#### [What to produce]
Identify each line below that contains the word "sena", and copy it out.

#### [Records]
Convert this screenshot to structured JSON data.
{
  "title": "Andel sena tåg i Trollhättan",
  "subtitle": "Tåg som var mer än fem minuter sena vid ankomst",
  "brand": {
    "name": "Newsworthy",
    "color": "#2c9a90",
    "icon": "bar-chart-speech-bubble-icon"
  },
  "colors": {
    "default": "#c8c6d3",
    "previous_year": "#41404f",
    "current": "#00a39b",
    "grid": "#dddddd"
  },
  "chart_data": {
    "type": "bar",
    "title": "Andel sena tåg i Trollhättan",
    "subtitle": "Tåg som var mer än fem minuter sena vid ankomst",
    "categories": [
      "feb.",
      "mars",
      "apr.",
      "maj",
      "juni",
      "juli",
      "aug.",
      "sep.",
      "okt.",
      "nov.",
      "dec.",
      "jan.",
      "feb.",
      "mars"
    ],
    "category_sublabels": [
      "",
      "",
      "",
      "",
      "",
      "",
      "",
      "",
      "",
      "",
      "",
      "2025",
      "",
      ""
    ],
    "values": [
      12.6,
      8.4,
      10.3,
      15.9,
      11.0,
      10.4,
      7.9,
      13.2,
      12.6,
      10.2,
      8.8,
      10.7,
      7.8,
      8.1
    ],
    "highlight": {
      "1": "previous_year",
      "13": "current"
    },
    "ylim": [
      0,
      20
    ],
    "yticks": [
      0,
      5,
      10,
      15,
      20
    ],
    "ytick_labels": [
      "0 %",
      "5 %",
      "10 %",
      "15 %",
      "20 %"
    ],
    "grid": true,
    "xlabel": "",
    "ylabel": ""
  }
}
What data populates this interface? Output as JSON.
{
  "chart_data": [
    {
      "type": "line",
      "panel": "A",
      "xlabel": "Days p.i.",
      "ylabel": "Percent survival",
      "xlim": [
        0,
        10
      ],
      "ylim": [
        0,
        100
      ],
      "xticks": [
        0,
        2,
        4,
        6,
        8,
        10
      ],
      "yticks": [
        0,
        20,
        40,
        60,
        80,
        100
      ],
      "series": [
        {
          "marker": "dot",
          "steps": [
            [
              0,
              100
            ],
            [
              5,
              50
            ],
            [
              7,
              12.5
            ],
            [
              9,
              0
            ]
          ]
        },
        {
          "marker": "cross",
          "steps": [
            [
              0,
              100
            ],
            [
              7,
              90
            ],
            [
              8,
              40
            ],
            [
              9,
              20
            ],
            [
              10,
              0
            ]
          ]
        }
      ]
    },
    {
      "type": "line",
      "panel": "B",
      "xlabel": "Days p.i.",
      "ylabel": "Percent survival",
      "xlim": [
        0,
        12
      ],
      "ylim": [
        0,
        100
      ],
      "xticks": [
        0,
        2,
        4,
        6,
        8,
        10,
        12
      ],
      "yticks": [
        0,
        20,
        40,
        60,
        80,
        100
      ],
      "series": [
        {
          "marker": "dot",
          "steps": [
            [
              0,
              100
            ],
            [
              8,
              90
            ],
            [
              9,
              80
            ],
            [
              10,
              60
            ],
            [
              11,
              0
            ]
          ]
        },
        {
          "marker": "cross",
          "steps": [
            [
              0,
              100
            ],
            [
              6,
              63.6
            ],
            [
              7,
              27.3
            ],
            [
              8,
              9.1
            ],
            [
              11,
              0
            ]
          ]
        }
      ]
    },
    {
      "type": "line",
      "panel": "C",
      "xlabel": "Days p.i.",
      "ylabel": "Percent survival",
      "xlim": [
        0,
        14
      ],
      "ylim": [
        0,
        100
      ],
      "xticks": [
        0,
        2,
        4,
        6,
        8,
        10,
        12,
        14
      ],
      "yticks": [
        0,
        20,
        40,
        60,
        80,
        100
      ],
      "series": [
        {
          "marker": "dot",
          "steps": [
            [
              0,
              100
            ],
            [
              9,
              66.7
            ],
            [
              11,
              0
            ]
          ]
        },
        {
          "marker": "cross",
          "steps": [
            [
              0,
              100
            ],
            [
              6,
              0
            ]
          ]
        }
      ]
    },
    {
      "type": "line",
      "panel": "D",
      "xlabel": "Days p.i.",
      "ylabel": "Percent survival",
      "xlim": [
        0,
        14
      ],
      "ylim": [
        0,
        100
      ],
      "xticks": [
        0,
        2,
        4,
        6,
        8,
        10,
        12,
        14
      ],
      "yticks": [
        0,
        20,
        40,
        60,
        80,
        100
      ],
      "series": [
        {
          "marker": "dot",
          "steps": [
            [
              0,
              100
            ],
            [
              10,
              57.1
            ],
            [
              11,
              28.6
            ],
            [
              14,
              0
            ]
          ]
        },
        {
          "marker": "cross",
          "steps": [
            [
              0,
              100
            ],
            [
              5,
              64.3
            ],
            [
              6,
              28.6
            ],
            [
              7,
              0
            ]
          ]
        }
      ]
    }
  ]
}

#### [Reply]
  "title": "Andel sena tåg i Trollhättan",
  "subtitle": "Tåg som var mer än fem minuter sena vid ankomst",
    "title": "Andel sena tåg i Trollhättan",
    "subtitle": "Tåg som var mer än fem minuter sena vid ankomst",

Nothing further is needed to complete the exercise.